■ PROBLEM TO WORK ON: Please write out the material that follows, exactly as it stands.

Start DATASET RECORDS

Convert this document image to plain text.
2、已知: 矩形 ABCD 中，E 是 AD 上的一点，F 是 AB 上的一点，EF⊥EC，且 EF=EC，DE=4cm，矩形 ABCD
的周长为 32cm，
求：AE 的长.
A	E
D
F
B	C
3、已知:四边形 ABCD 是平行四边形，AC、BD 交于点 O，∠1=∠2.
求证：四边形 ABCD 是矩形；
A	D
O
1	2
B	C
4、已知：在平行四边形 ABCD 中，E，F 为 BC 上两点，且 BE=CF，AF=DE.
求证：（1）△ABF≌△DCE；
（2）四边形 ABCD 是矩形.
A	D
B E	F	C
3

End DATASET RECORDS

■ WRITTEN RESPONSE:
Convert this document image to plain text.
2、已知: 矩形 ABCD 中，E 是 AD 上的一点，F 是 AB 上的一点，EF⊥EC，且 EF=EC，DE=4cm，矩形 ABCD
的周长为 32cm，
求：AE 的长.
A	E
D
F
B	C
3、已知:四边形 ABCD 是平行四边形，AC、BD 交于点 O，∠1=∠2.
求证：四边形 ABCD 是矩形；
A	D
O
1	2
B	C
4、已知：在平行四边形 ABCD 中，E，F 为 BC 上两点，且 BE=CF，AF=DE.
求证：（1）△ABF≌△DCE；
（2）四边形 ABCD 是矩形.
A	D
B E	F	C
3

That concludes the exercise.